## Material provided
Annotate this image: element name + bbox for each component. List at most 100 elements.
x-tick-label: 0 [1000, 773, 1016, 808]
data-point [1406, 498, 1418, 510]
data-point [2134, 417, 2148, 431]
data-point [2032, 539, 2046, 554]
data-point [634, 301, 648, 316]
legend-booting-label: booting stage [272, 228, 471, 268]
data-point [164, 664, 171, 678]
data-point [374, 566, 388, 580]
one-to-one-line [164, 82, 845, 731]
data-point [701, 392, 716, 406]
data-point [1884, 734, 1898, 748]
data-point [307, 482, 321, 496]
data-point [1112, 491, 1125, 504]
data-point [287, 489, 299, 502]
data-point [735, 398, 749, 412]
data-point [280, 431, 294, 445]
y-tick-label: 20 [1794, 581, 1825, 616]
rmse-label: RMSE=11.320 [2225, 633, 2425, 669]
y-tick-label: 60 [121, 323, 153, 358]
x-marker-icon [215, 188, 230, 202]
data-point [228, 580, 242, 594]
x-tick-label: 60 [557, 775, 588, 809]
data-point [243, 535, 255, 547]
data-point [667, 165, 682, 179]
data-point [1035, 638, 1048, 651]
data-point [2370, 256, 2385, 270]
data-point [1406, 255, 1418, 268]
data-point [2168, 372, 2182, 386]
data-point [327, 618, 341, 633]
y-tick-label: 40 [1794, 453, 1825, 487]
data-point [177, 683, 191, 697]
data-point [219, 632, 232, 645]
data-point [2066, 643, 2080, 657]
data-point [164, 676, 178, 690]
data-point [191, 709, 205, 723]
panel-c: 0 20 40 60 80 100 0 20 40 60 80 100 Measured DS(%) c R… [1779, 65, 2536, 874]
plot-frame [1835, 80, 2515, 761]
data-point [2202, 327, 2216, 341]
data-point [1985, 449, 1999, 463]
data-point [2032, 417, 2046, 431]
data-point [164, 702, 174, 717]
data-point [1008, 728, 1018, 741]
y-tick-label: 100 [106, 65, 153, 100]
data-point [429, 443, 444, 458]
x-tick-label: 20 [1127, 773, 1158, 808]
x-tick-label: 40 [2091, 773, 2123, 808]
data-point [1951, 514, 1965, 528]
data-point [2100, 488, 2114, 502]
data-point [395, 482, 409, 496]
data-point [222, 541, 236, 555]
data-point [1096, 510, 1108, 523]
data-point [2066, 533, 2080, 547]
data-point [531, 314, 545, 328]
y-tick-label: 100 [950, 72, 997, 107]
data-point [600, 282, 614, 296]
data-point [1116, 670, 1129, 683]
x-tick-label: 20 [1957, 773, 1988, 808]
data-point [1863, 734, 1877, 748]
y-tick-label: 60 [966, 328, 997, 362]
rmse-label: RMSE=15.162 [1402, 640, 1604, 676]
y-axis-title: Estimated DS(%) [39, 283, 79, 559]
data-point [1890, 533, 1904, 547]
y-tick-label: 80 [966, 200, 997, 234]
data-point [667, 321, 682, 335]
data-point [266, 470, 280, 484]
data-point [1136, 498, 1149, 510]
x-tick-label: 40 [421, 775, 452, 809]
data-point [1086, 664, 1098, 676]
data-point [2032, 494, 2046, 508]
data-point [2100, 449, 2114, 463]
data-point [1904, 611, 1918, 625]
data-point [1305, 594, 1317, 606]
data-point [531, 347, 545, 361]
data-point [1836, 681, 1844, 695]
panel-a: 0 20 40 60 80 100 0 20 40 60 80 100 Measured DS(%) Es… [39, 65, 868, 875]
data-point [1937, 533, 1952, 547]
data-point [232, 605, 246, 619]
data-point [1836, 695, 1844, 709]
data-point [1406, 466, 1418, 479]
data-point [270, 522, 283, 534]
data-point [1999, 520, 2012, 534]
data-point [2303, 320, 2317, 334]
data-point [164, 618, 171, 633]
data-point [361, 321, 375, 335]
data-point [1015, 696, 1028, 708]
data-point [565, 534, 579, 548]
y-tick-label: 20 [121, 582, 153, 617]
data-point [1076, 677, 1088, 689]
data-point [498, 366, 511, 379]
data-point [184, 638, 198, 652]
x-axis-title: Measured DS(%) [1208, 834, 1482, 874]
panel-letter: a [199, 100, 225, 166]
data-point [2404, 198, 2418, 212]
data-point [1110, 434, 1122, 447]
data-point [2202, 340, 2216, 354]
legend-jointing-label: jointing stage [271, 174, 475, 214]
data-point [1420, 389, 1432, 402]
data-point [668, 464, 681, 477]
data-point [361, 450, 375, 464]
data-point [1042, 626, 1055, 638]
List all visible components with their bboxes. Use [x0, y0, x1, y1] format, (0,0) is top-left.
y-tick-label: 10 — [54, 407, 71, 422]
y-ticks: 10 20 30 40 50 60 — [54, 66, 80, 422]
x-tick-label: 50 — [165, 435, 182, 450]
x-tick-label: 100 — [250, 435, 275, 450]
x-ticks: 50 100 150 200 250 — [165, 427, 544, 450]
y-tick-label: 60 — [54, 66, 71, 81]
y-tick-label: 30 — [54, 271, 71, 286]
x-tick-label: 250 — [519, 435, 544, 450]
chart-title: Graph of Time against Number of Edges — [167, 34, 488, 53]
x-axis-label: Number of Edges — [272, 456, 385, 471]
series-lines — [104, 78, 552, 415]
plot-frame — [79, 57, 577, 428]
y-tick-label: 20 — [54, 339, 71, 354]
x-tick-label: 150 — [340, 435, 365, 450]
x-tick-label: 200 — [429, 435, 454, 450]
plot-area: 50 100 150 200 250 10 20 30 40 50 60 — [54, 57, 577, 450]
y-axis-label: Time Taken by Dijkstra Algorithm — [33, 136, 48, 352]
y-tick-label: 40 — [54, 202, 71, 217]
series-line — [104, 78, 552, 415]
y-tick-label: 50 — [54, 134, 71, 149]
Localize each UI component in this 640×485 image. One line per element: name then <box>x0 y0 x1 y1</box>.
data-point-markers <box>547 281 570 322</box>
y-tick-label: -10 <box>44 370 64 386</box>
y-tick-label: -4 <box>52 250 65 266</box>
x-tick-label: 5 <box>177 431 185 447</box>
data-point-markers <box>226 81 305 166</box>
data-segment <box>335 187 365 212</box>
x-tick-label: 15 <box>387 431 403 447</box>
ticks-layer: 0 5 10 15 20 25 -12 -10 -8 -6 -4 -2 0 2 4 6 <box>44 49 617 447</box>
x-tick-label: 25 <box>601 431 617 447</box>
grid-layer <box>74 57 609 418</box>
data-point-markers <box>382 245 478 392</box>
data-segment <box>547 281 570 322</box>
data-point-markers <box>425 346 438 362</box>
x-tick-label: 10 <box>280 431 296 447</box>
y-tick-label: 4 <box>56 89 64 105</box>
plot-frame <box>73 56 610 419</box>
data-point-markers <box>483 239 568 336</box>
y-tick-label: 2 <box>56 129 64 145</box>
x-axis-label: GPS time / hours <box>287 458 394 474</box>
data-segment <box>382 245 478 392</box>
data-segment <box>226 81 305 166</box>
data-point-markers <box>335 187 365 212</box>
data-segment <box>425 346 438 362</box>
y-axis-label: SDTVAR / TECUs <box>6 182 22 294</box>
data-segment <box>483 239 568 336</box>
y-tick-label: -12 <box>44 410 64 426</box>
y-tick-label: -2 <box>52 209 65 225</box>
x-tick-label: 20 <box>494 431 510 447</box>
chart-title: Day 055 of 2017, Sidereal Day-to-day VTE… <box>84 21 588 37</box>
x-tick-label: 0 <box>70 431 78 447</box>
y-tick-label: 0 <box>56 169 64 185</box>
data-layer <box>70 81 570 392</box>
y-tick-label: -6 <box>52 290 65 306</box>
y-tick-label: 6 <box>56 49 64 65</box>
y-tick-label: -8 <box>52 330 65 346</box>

## Exercise requirements
Switch "booting stage" to "startup stage" in the entries from the first line through the line holding "data-point [307, 482, 321, 496]", inclusive, and write out those lines with nothing else changed.

## Answer in full
Annotate this image: element name + bbox for each component. List at most 100 elements.
x-tick-label: 0 [1000, 773, 1016, 808]
data-point [1406, 498, 1418, 510]
data-point [2134, 417, 2148, 431]
data-point [2032, 539, 2046, 554]
data-point [634, 301, 648, 316]
legend-booting-label: startup stage [272, 228, 471, 268]
data-point [164, 664, 171, 678]
data-point [374, 566, 388, 580]
one-to-one-line [164, 82, 845, 731]
data-point [701, 392, 716, 406]
data-point [1884, 734, 1898, 748]
data-point [307, 482, 321, 496]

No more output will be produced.